The exercise: State the number of lines that include the string "Syria", and write nothing else.

Supplied data:
──────────

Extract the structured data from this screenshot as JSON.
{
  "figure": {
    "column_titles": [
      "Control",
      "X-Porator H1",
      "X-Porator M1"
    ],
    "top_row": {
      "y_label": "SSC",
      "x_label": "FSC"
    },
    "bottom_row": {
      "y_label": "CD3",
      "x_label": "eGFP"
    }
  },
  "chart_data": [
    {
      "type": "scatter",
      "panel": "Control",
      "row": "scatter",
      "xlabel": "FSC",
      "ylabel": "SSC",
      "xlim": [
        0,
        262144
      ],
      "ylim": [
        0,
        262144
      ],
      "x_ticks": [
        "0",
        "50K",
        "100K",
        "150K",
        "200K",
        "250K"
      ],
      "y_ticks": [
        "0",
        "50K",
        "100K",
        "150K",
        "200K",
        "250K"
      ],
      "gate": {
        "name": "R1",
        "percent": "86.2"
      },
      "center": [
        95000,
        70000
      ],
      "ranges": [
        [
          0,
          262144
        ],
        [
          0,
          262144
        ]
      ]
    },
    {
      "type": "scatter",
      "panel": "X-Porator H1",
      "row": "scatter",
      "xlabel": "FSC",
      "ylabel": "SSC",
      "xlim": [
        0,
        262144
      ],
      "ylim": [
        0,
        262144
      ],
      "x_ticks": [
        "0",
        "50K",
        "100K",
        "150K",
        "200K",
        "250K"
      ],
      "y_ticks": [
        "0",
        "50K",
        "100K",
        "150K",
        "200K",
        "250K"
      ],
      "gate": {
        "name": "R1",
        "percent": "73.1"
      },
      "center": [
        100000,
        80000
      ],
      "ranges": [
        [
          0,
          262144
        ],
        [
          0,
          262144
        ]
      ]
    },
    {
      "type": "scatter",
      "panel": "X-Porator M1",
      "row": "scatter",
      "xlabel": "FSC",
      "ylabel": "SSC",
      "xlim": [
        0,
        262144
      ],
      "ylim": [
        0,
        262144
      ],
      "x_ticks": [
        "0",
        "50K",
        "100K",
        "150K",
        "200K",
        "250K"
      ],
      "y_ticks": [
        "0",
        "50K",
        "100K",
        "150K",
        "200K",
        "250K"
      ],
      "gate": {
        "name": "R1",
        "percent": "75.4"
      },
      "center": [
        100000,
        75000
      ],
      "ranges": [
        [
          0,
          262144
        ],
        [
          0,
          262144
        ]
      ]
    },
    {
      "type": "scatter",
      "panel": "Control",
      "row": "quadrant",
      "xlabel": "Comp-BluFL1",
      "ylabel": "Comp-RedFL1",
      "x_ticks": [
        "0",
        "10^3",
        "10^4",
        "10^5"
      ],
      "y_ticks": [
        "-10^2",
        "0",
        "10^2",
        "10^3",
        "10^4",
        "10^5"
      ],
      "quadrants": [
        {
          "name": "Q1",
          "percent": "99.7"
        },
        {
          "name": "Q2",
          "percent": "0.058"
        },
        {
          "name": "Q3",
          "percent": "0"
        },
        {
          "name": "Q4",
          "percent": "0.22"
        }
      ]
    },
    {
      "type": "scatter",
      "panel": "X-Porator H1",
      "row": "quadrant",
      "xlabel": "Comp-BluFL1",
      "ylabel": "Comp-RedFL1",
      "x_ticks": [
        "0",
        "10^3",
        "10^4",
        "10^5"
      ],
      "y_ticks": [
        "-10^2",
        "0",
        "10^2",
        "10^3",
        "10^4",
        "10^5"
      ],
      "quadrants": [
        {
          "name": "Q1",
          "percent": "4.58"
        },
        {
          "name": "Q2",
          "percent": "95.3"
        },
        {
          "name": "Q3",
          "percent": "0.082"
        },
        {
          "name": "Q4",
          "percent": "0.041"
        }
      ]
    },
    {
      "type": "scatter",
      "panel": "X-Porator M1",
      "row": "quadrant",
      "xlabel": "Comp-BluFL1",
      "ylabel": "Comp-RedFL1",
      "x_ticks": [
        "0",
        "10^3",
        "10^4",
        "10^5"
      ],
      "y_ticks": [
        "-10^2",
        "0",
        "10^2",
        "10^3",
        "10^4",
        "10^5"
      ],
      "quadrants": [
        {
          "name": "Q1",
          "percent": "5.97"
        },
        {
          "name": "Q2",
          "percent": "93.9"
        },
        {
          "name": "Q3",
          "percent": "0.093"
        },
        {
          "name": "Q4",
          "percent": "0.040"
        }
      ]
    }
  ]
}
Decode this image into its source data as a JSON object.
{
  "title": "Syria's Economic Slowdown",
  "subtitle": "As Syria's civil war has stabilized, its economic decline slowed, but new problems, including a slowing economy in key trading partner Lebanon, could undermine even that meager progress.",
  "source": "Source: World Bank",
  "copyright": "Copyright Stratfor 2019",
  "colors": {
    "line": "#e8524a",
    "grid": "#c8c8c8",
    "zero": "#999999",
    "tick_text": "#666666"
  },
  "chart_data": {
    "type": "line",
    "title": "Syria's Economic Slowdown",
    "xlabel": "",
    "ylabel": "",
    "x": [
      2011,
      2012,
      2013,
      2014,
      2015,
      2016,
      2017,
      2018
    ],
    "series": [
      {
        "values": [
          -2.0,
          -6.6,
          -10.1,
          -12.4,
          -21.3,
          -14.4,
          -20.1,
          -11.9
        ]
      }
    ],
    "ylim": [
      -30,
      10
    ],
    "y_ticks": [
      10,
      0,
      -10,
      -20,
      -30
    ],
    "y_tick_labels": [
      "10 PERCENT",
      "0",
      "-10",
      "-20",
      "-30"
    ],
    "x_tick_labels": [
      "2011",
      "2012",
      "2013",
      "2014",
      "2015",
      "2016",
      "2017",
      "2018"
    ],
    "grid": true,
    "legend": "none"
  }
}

──────────

Exercise response: 3